* [Exercise brief]
Print each line exactly as it is given.

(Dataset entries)

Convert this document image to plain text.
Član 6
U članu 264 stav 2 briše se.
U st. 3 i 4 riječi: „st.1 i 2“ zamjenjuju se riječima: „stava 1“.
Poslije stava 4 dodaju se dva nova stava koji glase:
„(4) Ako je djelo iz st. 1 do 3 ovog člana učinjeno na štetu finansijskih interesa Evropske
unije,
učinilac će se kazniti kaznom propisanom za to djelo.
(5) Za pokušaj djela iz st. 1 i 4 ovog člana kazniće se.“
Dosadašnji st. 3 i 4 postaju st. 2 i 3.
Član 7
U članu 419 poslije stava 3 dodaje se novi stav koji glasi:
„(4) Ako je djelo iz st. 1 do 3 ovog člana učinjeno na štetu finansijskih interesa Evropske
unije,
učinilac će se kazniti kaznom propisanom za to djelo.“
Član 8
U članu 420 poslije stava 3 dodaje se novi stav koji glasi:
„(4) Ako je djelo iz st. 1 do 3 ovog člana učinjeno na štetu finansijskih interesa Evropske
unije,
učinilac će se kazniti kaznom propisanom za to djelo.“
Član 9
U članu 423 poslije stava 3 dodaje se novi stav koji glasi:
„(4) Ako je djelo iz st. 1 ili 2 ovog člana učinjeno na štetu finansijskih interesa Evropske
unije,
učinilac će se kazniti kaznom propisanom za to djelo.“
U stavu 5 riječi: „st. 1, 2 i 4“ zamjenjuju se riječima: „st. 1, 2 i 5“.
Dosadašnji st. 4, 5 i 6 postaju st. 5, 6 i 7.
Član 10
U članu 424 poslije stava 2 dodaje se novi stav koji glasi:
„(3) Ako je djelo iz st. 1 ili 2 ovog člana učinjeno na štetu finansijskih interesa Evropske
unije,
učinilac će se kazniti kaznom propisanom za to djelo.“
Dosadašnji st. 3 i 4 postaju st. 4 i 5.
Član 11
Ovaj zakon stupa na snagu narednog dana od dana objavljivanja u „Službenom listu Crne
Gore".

* [Solved problem]
Convert this document image to plain text.
Član 6
U članu 264 stav 2 briše se.
U st. 3 i 4 riječi: „st.1 i 2“ zamjenjuju se riječima: „stava 1“.
Poslije stava 4 dodaju se dva nova stava koji glase:
„(4) Ako je djelo iz st. 1 do 3 ovog člana učinjeno na štetu finansijskih interesa Evropske
unije,
učinilac će se kazniti kaznom propisanom za to djelo.
(5) Za pokušaj djela iz st. 1 i 4 ovog člana kazniće se.“
Dosadašnji st. 3 i 4 postaju st. 2 i 3.
Član 7
U članu 419 poslije stava 3 dodaje se novi stav koji glasi:
„(4) Ako je djelo iz st. 1 do 3 ovog člana učinjeno na štetu finansijskih interesa Evropske
unije,
učinilac će se kazniti kaznom propisanom za to djelo.“
Član 8
U članu 420 poslije stava 3 dodaje se novi stav koji glasi:
„(4) Ako je djelo iz st. 1 do 3 ovog člana učinjeno na štetu finansijskih interesa Evropske
unije,
učinilac će se kazniti kaznom propisanom za to djelo.“
Član 9
U članu 423 poslije stava 3 dodaje se novi stav koji glasi:
„(4) Ako je djelo iz st. 1 ili 2 ovog člana učinjeno na štetu finansijskih interesa Evropske
unije,
učinilac će se kazniti kaznom propisanom za to djelo.“
U stavu 5 riječi: „st. 1, 2 i 4“ zamjenjuju se riječima: „st. 1, 2 i 5“.
Dosadašnji st. 4, 5 i 6 postaju st. 5, 6 i 7.
Član 10
U članu 424 poslije stava 2 dodaje se novi stav koji glasi:
„(3) Ako je djelo iz st. 1 ili 2 ovog člana učinjeno na štetu finansijskih interesa Evropske
unije,
učinilac će se kazniti kaznom propisanom za to djelo.“
Dosadašnji st. 3 i 4 postaju st. 4 i 5.
Član 11
Ovaj zakon stupa na snagu narednog dana od dana objavljivanja u „Službenom listu Crne
Gore".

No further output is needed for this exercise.